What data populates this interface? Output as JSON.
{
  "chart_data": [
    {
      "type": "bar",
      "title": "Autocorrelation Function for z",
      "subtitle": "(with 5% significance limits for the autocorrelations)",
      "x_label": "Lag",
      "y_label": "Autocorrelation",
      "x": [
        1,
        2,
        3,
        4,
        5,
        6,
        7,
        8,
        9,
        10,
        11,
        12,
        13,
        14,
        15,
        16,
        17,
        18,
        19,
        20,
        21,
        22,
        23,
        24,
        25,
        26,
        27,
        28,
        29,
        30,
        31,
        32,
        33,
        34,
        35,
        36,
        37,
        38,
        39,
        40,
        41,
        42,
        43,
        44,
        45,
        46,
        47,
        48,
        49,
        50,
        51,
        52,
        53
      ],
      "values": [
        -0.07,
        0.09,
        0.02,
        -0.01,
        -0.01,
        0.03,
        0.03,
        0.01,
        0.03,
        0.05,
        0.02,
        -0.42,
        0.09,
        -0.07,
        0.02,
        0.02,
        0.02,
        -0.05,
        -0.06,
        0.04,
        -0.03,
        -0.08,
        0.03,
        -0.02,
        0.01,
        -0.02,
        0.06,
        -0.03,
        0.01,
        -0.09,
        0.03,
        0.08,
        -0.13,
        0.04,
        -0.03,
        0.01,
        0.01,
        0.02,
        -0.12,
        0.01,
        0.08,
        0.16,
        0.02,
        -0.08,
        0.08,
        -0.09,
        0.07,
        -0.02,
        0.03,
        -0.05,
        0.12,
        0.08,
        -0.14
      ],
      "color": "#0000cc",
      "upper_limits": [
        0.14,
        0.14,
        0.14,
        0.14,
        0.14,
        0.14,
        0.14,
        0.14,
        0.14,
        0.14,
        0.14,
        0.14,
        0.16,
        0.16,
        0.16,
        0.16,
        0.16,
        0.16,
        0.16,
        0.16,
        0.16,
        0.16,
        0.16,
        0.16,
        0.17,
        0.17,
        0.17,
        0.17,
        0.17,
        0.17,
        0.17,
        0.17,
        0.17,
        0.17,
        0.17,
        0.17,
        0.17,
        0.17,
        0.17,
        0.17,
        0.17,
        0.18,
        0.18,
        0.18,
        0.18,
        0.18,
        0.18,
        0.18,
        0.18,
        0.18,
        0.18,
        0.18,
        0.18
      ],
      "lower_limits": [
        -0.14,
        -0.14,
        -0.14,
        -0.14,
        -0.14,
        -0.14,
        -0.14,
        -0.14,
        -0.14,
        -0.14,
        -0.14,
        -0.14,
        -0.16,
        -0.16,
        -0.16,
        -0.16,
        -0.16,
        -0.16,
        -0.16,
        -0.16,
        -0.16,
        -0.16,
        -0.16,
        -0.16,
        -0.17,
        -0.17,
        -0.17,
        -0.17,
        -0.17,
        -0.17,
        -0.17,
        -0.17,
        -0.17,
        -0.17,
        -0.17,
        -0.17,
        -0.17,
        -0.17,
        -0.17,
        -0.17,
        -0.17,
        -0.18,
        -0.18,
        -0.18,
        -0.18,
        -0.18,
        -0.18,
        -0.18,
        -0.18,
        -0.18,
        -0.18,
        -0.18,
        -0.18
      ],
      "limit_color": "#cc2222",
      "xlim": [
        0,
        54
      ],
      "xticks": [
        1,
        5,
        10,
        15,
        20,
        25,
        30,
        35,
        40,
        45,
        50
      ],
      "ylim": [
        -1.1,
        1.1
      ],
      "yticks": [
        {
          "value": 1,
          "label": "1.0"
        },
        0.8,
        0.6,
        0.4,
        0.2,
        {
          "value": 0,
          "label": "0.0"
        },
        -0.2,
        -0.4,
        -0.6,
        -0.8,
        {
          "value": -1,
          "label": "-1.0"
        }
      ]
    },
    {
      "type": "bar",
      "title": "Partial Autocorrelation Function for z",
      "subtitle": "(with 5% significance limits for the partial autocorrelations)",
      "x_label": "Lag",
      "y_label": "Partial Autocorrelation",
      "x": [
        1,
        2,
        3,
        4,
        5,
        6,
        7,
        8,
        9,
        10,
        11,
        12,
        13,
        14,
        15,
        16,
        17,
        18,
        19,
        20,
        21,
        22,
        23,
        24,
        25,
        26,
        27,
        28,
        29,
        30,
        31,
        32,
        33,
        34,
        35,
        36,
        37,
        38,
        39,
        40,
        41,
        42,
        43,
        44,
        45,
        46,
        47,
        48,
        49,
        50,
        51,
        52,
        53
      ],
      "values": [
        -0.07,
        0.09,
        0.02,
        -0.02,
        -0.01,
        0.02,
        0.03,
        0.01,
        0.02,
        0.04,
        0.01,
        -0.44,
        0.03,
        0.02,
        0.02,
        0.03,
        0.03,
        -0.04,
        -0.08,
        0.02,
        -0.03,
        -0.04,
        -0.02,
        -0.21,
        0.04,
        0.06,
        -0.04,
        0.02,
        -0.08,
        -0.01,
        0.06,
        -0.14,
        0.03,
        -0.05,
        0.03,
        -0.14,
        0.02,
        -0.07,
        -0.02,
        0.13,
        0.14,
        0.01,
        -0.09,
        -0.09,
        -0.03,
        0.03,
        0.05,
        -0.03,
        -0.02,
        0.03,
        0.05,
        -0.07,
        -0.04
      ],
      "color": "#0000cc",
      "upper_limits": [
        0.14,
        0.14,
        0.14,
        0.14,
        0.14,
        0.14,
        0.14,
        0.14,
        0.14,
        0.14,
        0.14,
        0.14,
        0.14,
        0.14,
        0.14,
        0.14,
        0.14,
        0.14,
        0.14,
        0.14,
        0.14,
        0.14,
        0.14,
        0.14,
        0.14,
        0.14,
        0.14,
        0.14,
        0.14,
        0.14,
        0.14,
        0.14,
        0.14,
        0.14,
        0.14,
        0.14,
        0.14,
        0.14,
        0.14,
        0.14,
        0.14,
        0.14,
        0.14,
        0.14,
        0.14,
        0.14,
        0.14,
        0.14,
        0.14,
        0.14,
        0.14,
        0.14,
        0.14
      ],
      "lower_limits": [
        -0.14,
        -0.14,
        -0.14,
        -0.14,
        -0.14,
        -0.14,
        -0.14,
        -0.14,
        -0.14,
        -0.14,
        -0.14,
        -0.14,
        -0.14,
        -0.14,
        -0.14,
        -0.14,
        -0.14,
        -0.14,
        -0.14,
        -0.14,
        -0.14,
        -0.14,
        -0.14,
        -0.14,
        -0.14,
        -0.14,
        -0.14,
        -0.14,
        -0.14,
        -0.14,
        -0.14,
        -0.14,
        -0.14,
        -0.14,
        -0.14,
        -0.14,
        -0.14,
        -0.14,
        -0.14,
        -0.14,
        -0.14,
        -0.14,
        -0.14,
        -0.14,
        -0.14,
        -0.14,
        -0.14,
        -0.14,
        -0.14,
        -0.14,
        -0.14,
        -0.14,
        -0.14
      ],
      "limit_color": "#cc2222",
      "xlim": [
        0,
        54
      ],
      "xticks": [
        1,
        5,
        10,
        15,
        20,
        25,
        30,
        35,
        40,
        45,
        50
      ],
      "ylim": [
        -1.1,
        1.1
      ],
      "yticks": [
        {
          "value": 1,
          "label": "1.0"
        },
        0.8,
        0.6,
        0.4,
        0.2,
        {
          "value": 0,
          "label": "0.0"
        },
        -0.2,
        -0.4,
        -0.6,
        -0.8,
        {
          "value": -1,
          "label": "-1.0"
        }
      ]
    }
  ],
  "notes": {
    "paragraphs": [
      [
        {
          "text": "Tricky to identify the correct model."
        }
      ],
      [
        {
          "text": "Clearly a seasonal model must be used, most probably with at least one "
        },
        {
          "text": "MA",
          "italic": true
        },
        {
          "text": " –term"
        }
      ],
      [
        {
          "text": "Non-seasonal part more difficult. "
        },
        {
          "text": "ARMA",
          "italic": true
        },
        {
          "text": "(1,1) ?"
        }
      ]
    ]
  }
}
★ ★ ★ ★ ★ ★ ★
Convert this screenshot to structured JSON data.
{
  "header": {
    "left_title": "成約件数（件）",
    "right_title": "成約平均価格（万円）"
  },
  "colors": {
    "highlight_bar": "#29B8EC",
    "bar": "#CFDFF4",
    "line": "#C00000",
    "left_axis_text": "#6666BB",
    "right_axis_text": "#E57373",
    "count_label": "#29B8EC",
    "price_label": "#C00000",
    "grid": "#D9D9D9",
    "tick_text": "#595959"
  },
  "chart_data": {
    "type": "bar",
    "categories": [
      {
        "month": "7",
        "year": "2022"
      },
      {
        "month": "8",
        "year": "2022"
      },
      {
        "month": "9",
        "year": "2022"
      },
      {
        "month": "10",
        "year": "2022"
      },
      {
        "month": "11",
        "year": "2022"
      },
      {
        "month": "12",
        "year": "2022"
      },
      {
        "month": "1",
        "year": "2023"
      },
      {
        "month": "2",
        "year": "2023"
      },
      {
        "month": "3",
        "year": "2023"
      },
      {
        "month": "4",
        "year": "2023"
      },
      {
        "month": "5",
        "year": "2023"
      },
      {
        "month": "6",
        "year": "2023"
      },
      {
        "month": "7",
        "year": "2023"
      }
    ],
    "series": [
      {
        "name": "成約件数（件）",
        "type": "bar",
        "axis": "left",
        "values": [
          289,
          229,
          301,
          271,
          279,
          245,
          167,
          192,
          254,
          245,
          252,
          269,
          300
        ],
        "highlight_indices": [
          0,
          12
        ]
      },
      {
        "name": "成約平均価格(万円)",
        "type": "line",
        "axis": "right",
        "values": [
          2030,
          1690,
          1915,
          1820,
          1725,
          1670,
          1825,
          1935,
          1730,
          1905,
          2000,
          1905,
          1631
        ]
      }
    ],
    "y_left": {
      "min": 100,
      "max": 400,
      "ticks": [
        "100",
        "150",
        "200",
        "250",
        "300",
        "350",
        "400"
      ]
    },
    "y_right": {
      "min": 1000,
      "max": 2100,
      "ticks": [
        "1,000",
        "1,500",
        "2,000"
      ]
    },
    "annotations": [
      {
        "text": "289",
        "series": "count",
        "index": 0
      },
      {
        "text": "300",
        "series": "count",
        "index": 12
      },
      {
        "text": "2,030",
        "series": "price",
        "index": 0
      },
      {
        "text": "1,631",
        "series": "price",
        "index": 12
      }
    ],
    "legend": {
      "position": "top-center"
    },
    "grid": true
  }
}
★ ★ ★ ★ ★ ★ ★
Among the entries above, identify all lines with "significance" and copy them.

▶ _Output of the exercise_
      "subtitle": "(with 5% significance limits for the autocorrelations)",
      "subtitle": "(with 5% significance limits for the partial autocorrelations)",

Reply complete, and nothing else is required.